▸ Aim of the task: In the listing that follows, count the lines holding the word "TagSpaces" and report only that number.

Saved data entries

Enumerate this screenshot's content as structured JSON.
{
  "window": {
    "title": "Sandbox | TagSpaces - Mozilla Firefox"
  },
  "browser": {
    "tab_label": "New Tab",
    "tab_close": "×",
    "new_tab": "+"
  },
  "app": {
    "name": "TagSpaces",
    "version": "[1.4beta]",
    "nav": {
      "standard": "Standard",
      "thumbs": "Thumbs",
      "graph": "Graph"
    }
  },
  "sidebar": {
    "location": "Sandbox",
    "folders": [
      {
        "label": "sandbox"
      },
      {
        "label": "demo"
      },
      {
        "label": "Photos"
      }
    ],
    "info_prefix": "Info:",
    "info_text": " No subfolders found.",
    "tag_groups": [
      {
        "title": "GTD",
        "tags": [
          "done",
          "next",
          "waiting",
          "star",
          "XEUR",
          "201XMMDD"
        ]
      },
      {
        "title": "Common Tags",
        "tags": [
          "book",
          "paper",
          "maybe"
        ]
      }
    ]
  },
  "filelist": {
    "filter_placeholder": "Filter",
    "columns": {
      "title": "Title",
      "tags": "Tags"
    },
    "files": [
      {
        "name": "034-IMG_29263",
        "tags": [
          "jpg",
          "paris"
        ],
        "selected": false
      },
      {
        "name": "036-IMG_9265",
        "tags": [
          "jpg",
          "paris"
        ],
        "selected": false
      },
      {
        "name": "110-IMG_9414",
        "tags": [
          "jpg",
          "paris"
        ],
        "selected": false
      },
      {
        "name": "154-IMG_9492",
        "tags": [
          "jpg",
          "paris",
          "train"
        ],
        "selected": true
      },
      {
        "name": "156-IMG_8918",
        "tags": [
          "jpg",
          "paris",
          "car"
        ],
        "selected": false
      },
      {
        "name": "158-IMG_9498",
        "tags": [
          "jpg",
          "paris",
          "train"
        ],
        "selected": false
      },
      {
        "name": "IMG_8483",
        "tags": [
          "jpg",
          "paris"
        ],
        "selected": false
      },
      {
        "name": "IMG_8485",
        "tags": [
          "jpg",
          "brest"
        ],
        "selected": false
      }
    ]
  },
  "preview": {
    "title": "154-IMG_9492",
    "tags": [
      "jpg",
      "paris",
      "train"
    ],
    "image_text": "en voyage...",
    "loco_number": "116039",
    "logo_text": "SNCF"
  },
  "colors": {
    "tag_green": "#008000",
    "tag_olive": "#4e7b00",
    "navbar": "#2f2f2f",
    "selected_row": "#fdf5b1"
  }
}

▸ The completed task: 2